- [Direction]: Return every line below in which "artwork" appears.

- [Available records]:
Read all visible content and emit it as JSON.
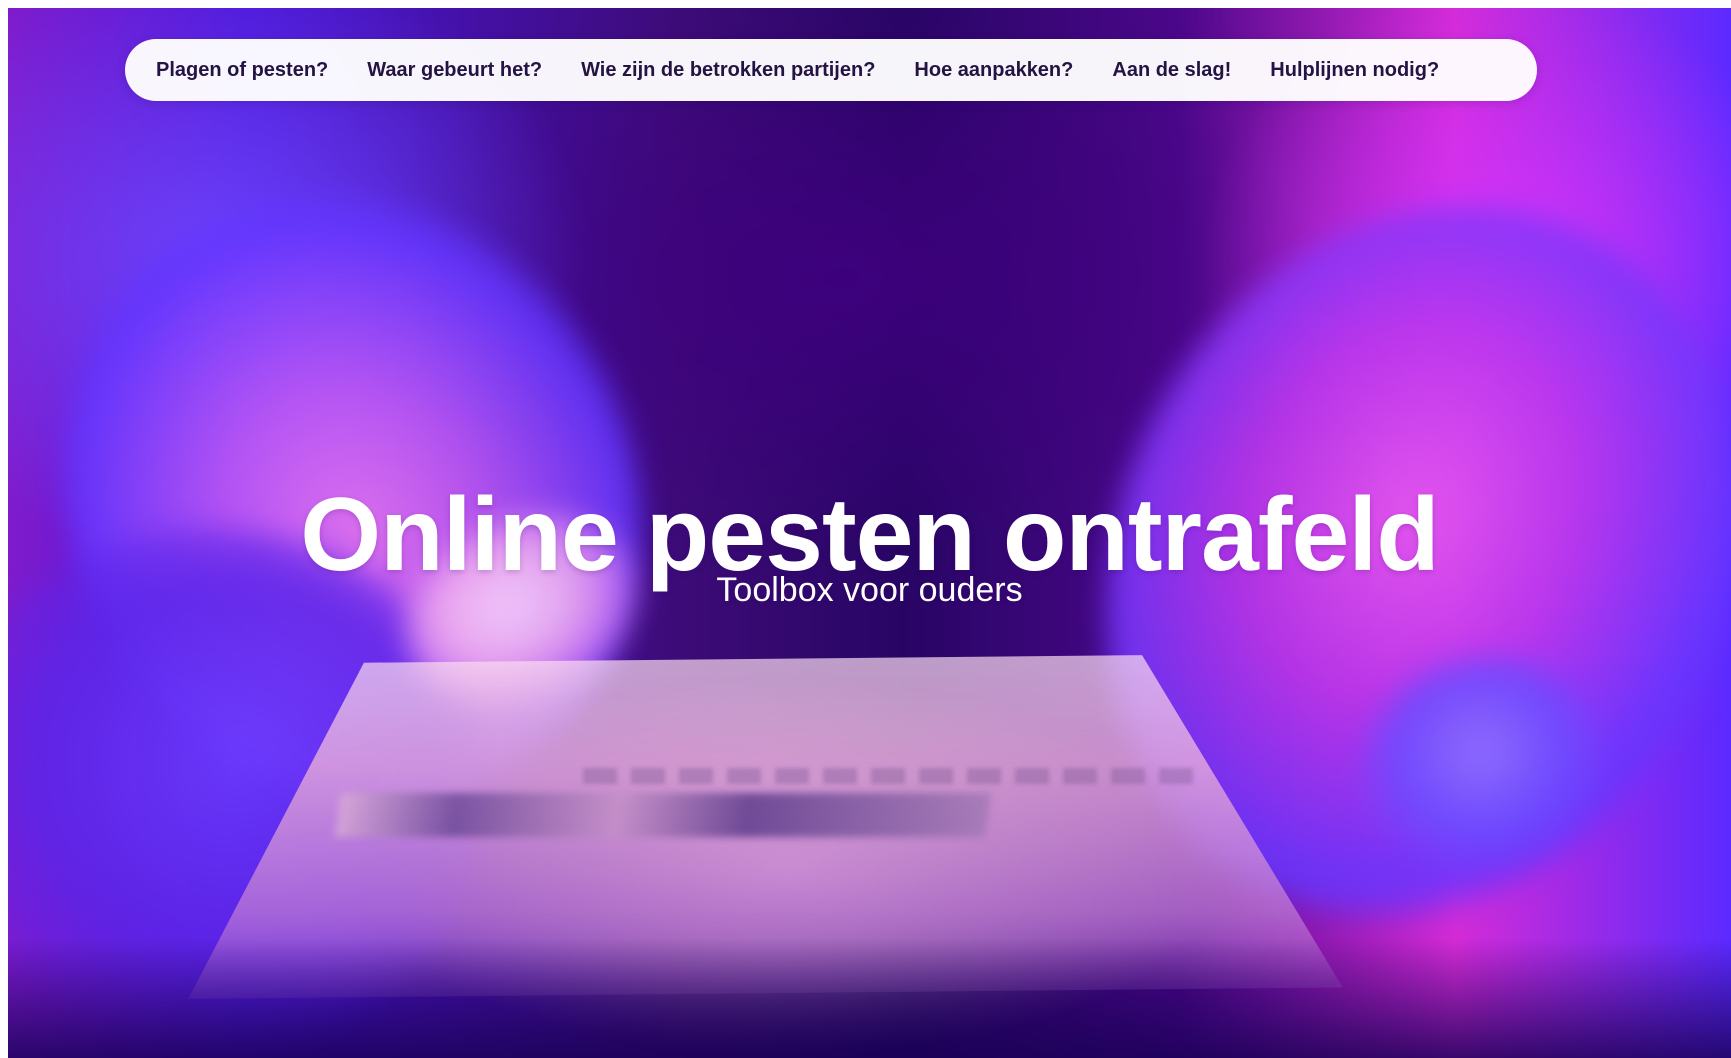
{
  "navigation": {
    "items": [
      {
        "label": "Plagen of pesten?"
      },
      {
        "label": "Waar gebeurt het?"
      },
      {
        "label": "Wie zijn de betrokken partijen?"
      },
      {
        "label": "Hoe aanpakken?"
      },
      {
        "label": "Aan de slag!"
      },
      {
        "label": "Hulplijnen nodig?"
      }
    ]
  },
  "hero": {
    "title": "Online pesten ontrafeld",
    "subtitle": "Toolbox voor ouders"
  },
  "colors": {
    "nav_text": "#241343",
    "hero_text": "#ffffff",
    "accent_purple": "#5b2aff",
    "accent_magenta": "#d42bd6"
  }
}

---

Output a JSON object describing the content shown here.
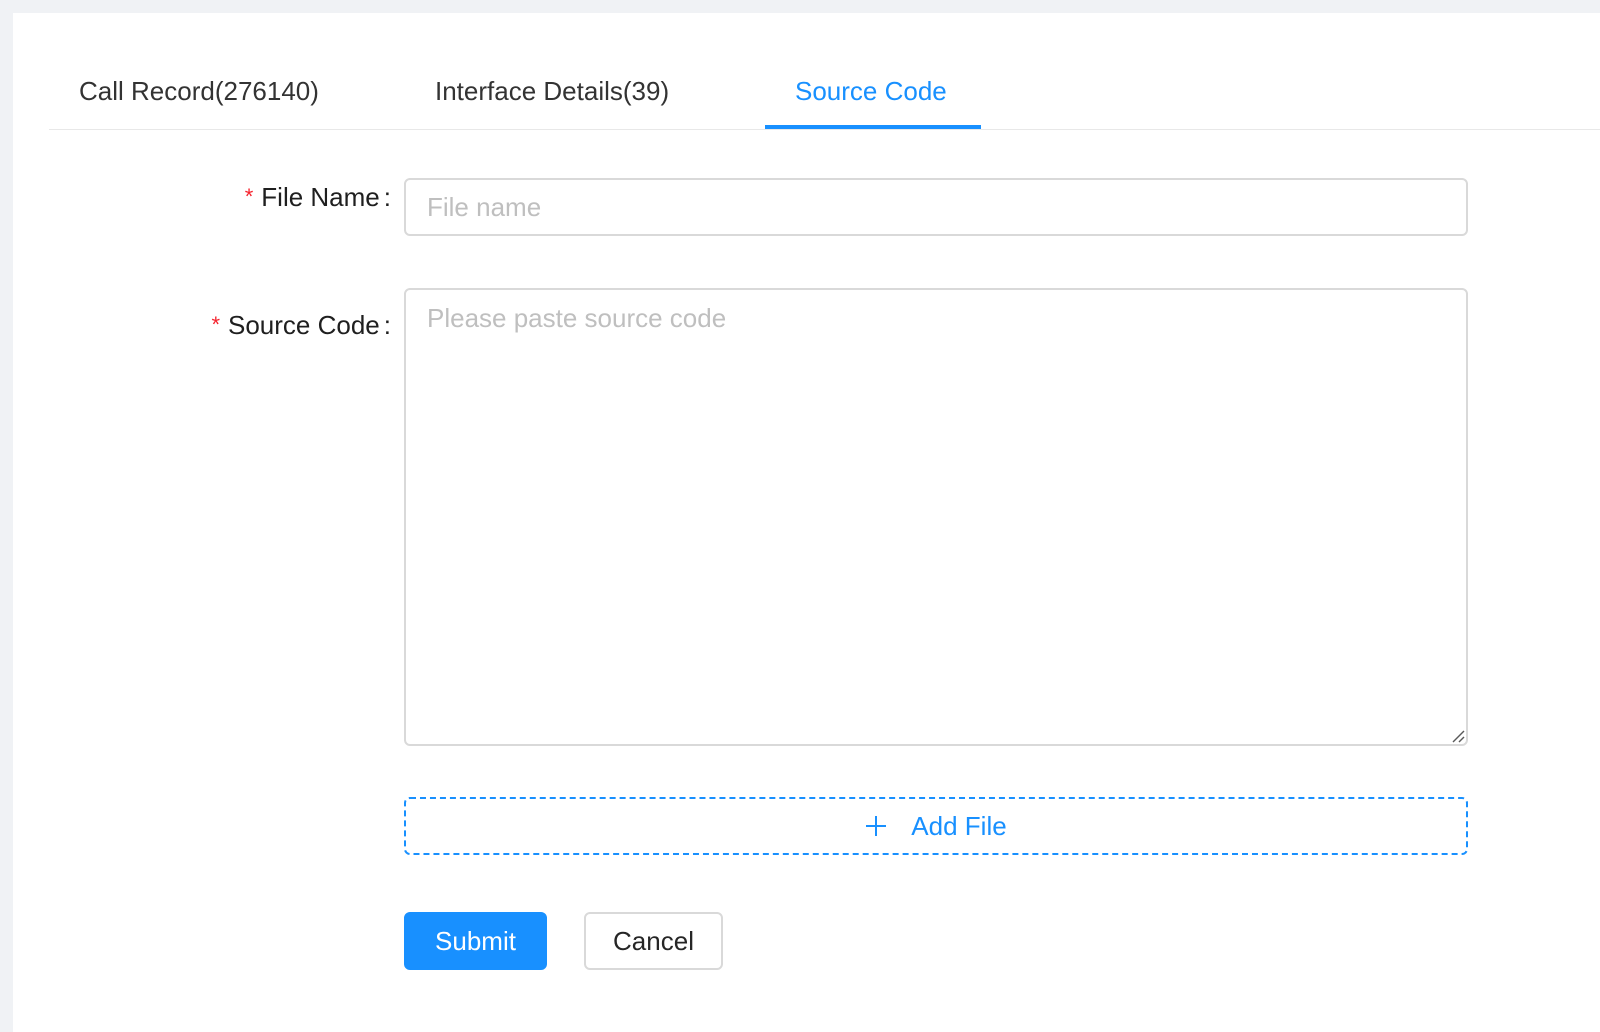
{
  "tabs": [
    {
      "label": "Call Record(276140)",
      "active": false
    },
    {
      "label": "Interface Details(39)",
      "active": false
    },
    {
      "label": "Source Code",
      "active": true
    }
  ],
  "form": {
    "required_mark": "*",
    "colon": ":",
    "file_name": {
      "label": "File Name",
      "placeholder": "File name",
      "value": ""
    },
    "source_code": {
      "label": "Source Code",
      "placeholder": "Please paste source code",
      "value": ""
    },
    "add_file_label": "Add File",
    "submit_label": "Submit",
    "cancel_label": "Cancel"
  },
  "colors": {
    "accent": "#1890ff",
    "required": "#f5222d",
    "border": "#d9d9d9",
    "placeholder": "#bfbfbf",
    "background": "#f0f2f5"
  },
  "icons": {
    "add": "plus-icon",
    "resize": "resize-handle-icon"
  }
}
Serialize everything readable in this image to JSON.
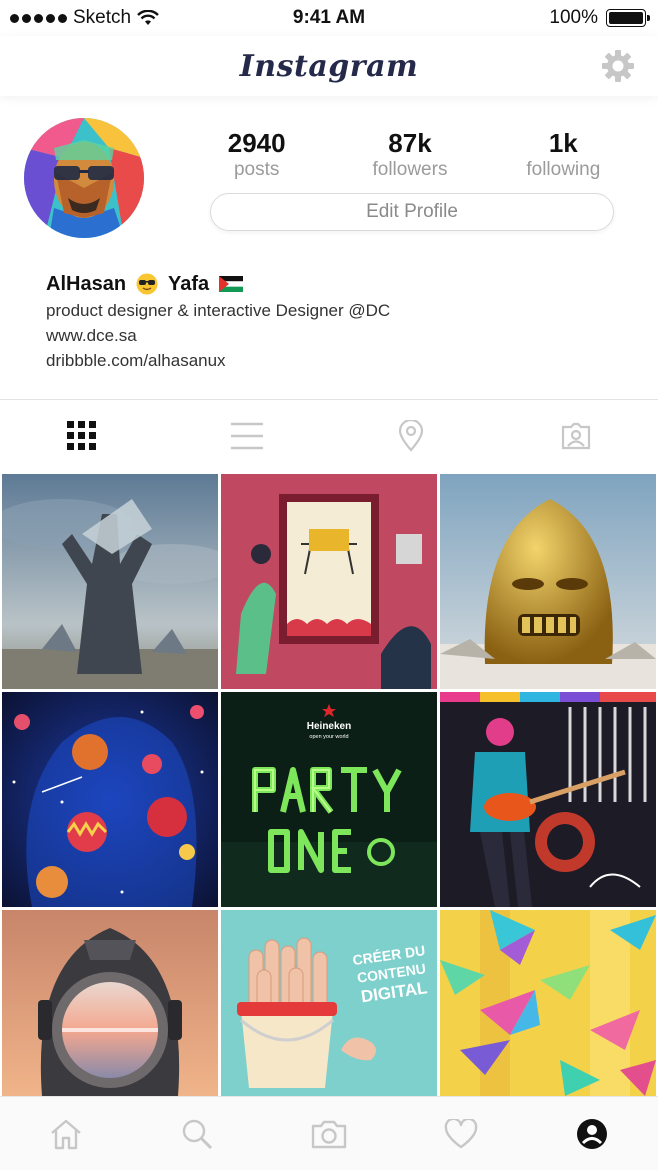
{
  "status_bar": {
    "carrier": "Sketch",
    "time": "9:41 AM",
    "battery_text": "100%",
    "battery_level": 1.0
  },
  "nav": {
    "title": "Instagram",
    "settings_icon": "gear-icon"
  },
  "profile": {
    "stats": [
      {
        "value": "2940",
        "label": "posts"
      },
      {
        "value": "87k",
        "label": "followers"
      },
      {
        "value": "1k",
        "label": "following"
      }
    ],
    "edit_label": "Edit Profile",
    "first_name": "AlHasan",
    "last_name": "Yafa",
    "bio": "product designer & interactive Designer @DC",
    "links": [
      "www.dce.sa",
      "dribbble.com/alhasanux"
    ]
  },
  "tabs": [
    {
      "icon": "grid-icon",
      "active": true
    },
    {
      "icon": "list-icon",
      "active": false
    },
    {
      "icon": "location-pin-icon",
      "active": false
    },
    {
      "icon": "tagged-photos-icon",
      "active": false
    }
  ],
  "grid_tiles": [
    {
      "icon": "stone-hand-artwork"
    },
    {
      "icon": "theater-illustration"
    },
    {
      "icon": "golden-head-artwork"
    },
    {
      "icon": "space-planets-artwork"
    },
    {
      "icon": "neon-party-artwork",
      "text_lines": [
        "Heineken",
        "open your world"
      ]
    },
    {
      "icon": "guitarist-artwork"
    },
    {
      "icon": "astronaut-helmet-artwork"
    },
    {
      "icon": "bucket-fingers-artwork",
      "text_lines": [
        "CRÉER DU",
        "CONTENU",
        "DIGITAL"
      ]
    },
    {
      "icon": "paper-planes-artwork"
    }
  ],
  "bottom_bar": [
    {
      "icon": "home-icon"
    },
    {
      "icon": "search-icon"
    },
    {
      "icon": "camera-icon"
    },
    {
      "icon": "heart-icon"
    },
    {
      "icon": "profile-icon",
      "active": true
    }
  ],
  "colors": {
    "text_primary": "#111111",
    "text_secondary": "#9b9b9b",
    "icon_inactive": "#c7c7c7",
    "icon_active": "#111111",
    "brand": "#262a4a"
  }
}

- [The result]:
      "icon": "stone-hand-artwork"
      "icon": "golden-head-artwork"
      "icon": "space-planets-artwork"
      "icon": "neon-party-artwork",
      "icon": "guitarist-artwork"
      "icon": "astronaut-helmet-artwork"
      "icon": "bucket-fingers-artwork",
      "icon": "paper-planes-artwork"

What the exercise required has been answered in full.